#### Task to carry out
Check each line of the listing, and copy it if it contains the word "pronom".

┌────────

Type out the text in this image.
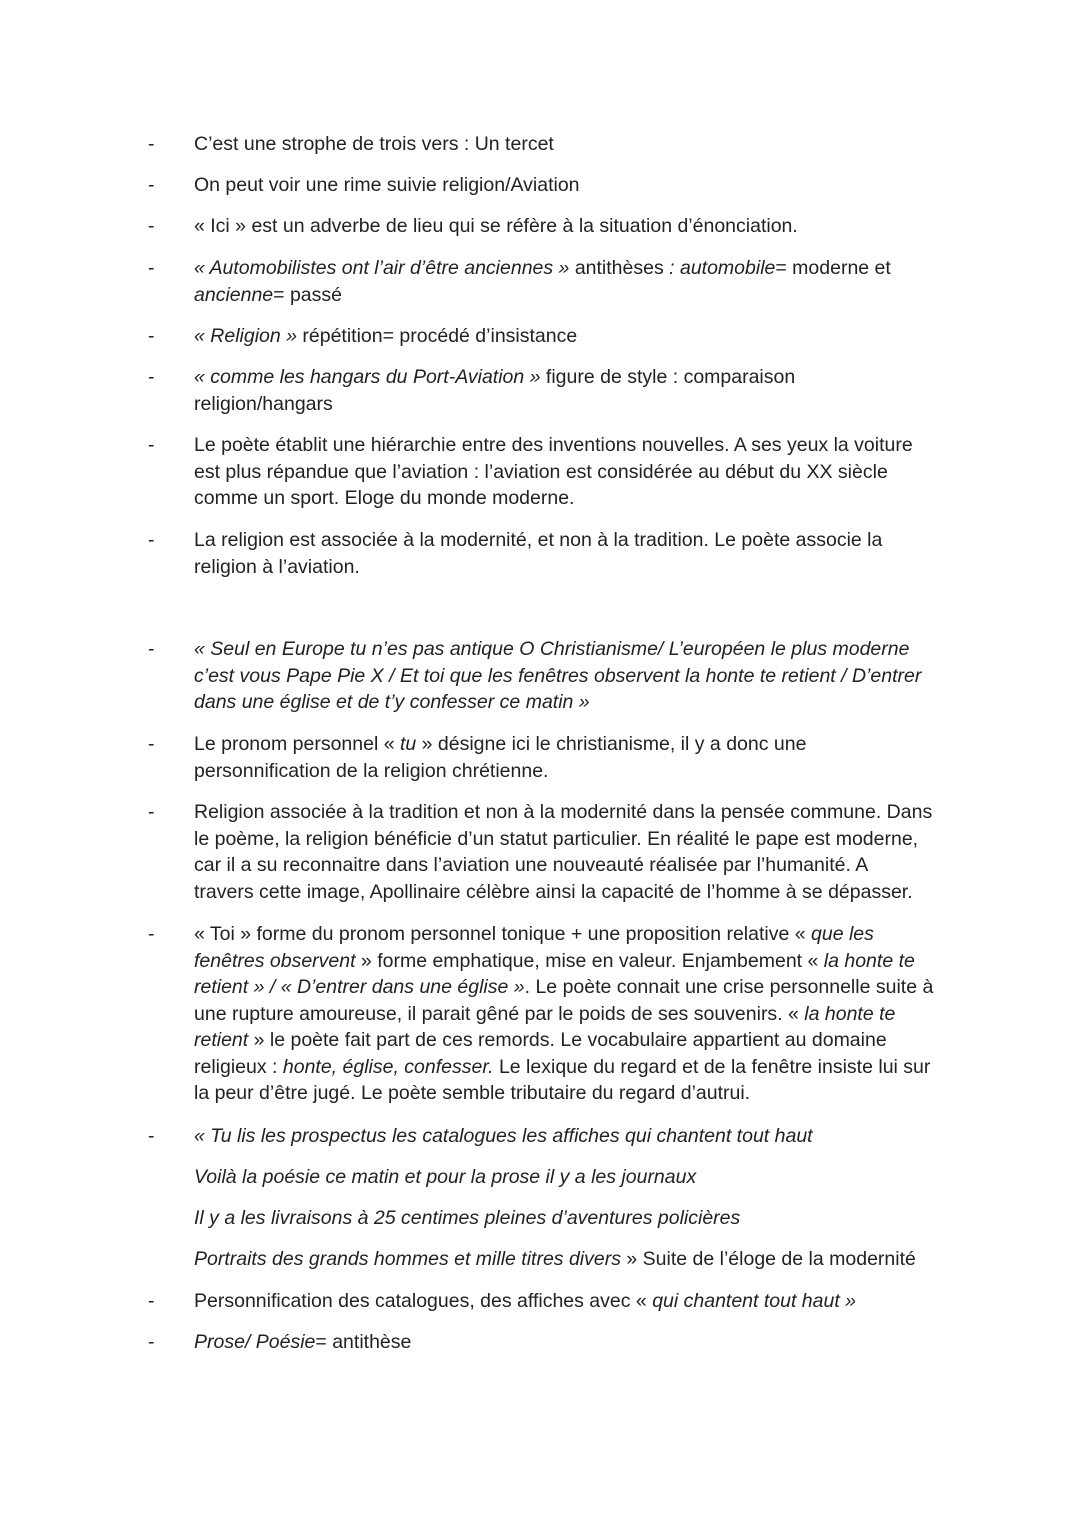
-	C’est une strophe de trois vers : Un tercet
-	On peut voir une rime suivie religion/Aviation
-	« Ici » est un adverbe de lieu qui se réfère à la situation d’énonciation.
-	« Automobilistes ont l’air d’être anciennes » antithèses : automobile= moderne et
ancienne= passé
-	« Religion » répétition= procédé d’insistance
-	« comme les hangars du Port-Aviation » figure de style : comparaison
religion/hangars
-	Le poète établit une hiérarchie entre des inventions nouvelles. A ses yeux la voiture
est plus répandue que l’aviation : l’aviation est considérée au début du XX siècle
comme un sport. Eloge du monde moderne.
-	La religion est associée à la modernité, et non à la tradition. Le poète associe la
religion à l’aviation.
-	« Seul en Europe tu n’es pas antique O Christianisme/ L’européen le plus moderne
c’est vous Pape Pie X / Et toi que les fenêtres observent la honte te retient / D’entrer
dans une église et de t’y confesser ce matin »
-	Le pronom personnel « tu » désigne ici le christianisme, il y a donc une
personnification de la religion chrétienne.
-	Religion associée à la tradition et non à la modernité dans la pensée commune. Dans
le poème, la religion bénéficie d’un statut particulier. En réalité le pape est moderne,
car il a su reconnaitre dans l’aviation une nouveauté réalisée par l’humanité. A
travers cette image, Apollinaire célèbre ainsi la capacité de l’homme à se dépasser.
-	« Toi » forme du pronom personnel tonique + une proposition relative « que les
fenêtres observent » forme emphatique, mise en valeur. Enjambement « la honte te
retient » / « D’entrer dans une église ». Le poète connait une crise personnelle suite à
une rupture amoureuse, il parait gêné par le poids de ses souvenirs. « la honte te
retient » le poète fait part de ces remords. Le vocabulaire appartient au domaine
religieux : honte, église, confesser. Le lexique du regard et de la fenêtre insiste lui sur
la peur d’être jugé. Le poète semble tributaire du regard d’autrui.
-	« Tu lis les prospectus les catalogues les affiches qui chantent tout haut
Voilà la poésie ce matin et pour la prose il y a les journaux
Il y a les livraisons à 25 centimes pleines d’aventures policières
Portraits des grands hommes et mille titres divers » Suite de l’éloge de la modernité
-	Personnification des catalogues, des affiches avec « qui chantent tout haut »
-	Prose/ Poésie= antithèse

└────────

#### Response to the task
-	Le pronom personnel « tu » désigne ici le christianisme, il y a donc une
-	« Toi » forme du pronom personnel tonique + une proposition relative « que les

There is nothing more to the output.